• EXERCISE TASK: Show every line that has the string "maíz" in it.

• Stored items:
________________________________________

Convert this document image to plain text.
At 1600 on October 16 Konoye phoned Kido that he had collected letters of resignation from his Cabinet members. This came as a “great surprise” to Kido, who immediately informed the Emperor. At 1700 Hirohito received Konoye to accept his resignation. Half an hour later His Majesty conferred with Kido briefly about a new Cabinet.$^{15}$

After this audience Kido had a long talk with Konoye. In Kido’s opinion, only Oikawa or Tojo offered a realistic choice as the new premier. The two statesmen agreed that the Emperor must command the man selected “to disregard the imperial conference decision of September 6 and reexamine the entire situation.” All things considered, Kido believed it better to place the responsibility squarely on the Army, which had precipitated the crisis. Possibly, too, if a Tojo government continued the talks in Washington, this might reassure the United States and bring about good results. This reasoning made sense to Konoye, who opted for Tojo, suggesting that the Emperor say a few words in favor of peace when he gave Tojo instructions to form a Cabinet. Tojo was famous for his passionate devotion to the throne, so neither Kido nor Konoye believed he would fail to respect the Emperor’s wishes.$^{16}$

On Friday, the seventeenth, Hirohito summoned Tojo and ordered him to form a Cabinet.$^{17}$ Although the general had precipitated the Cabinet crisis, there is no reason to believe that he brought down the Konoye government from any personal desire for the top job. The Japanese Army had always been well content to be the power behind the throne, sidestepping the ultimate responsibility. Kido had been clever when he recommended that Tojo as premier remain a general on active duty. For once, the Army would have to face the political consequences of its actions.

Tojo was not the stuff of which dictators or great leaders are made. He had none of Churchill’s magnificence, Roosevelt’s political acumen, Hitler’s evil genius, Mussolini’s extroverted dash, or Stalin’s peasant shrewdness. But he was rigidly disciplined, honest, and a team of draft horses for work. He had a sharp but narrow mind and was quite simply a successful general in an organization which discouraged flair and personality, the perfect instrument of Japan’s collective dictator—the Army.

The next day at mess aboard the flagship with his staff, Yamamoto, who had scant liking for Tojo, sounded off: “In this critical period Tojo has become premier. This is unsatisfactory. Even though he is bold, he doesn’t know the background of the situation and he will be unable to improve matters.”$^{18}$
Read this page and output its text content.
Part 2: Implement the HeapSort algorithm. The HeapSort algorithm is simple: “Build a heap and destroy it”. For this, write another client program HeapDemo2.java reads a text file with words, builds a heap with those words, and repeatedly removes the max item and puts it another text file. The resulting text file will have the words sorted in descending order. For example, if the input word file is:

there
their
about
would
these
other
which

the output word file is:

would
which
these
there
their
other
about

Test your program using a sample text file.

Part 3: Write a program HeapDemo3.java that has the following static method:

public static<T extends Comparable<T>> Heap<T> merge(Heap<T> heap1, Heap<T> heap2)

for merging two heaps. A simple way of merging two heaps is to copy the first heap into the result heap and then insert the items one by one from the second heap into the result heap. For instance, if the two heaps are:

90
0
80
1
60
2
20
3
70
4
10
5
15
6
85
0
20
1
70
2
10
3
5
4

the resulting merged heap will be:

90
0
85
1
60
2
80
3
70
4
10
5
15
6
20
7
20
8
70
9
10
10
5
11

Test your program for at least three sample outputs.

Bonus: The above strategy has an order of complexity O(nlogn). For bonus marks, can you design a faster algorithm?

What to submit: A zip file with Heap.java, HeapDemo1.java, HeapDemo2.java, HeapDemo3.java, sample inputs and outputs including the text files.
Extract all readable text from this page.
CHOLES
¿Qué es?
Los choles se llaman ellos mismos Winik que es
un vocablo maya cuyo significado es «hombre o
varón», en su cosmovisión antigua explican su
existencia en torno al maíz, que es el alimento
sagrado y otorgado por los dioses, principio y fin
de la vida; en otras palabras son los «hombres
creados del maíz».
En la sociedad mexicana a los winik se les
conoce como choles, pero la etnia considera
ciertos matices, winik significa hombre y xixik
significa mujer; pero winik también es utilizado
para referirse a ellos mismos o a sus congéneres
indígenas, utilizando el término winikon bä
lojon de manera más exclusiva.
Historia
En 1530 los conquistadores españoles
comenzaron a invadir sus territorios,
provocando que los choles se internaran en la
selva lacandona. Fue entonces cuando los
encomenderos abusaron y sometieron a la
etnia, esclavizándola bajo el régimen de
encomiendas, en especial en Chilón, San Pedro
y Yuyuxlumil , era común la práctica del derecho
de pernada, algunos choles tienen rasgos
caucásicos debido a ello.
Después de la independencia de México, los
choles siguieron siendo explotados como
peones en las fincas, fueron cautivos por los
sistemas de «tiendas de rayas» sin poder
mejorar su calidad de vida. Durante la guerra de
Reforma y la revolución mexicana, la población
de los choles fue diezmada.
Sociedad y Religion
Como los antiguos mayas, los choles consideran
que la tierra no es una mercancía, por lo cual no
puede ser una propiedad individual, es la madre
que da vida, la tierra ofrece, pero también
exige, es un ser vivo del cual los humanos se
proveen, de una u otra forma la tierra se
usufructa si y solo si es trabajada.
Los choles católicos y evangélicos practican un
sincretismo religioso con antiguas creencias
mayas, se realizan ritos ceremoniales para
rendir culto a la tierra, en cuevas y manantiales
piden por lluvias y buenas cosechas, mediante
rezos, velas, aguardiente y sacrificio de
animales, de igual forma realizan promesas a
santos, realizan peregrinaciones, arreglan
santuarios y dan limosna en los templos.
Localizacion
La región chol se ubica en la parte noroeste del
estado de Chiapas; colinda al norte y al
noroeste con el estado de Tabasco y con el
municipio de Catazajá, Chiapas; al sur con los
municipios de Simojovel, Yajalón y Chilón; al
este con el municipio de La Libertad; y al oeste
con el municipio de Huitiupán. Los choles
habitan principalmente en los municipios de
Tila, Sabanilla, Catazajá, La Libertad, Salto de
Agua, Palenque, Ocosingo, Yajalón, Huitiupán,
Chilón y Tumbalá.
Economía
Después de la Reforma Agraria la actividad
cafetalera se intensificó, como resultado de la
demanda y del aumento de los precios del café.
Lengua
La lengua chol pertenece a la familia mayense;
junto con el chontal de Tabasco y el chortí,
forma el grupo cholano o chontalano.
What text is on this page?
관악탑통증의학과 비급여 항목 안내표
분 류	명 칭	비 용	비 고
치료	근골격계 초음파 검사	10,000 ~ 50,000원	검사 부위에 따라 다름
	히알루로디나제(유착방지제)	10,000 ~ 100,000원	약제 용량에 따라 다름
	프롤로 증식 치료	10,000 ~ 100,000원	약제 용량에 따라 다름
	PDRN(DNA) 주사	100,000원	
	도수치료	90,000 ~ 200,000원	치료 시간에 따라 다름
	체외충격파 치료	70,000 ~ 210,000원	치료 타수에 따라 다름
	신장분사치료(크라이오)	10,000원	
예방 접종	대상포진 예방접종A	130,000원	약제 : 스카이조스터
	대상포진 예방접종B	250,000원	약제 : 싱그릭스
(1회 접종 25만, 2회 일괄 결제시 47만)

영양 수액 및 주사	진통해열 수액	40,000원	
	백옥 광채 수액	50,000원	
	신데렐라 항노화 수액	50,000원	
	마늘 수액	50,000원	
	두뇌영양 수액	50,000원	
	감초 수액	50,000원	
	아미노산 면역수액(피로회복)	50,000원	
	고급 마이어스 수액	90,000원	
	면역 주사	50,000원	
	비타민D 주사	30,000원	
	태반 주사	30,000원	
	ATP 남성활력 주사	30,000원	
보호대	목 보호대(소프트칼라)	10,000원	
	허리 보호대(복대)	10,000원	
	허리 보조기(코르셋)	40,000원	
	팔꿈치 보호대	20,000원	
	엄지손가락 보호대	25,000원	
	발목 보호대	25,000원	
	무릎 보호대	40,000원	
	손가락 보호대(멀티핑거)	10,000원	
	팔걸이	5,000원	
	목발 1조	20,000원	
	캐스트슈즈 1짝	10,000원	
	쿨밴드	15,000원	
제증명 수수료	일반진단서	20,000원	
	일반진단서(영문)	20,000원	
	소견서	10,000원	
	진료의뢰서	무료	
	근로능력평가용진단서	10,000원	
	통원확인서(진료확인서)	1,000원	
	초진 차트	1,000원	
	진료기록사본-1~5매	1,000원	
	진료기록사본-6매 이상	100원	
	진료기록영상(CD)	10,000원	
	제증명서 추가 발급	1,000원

________________________________________

• RESPONSE FOR THIS EXERCISE:
existencia en torno al maíz, que es el alimento
creados del maíz».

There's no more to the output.